*TASK BRIEF*: Continue the article on degrees of freedom and optimization in trading system design, starting right after its last sentence.

Designing a trading methodology – Part 7 Degrees of freedom and optimisation

In this week’s posting I would like to explore in more detail the concepts of degrees of freedom and optimisation and the impact these two variables can have on the development and outcomes of a trading system.

Degrees of freedom in a trading system relates to the number of criteria that are used to filter price action and/or volume and determine entry points. The more criteria and variables used to determine entry timing points, the fewer degrees of freedom the system will have and vice versa.

The aim is to maximise the degree of freedom the system has to generate entry signals by minimising the criteria per entry signal. This means that you want to use as few filters and indicators as possible to determine your entry points. While there is no certainty, the less constrained a system is by rules the higher the probability that the system will continue to work in the future.

Obviously, the more freedom the system has to generate entries, the more signals that will be generated. The more signals that are generated for a particular trading timeframe, the lower the percentage win rate will typically be. Therefore, this becomes a balancing act to not constrain the system too much but to improve the percentage win rate.

*SOURCE EXCERPT*:
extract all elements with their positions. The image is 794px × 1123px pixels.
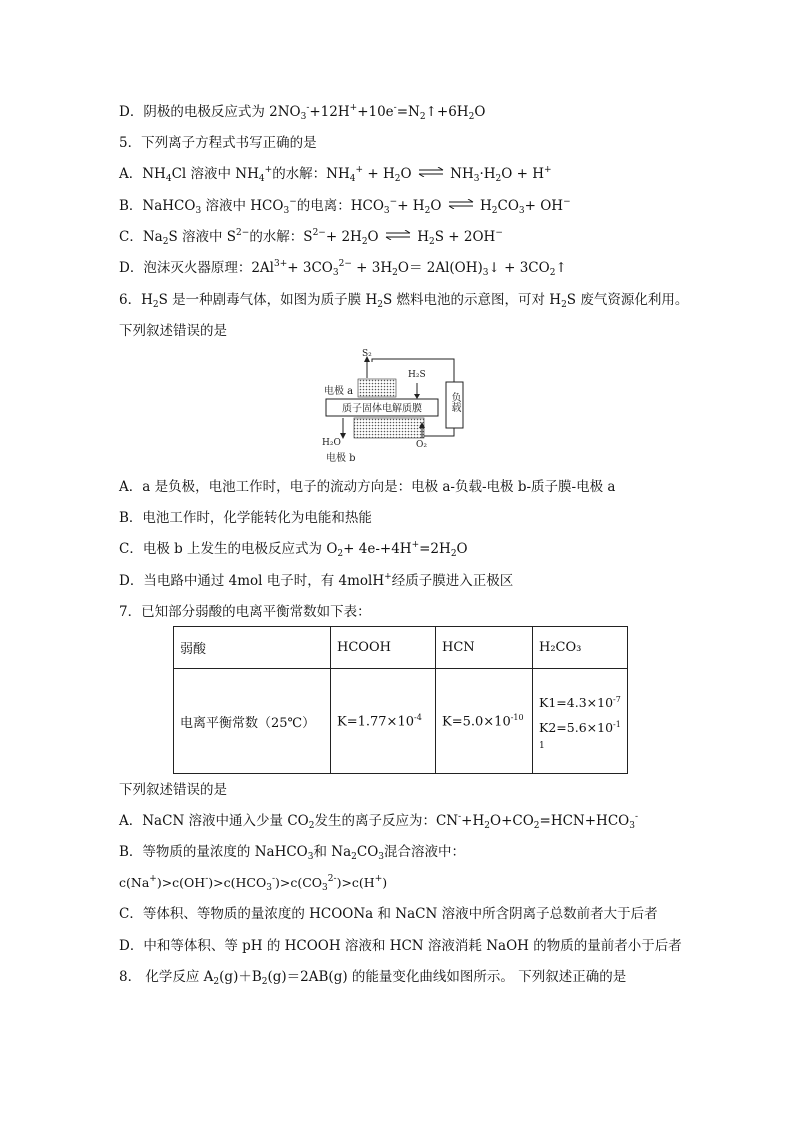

*THE ANSWER*:
Once a concept is chosen to research, the process used to attempt to improve the research results is to change the parameter settings for a particular concept. For example, a daily period setting of 34 may be used for an exponential moving average. Then change to 30 days and run the same dataset comparing the results to those with the period set at 34. Then a setting of 26, then 21, then 18 can be tested and so on. This process is called optimisation.

It is impossible to conduct historical back-testing without any optimisation but too much optimisation can lead to curve fitted results, meaning that there is a high probability that the researched concepts only produce profitable results on the sample testing data and not on any other data. This would obviously not bode too well on future price action data, meaning that there is a low probability of the system attaining its researched results in future live trading.

Again this is a balancing act. How well the system designer balances the degrees of freedom and optimisation of the system variables and decision criteria comes with the experience of designing systems and then trading them with live price action. As a rule of thumb, if your research results are “too good to be true” then one or both of these issues may be at work in your system.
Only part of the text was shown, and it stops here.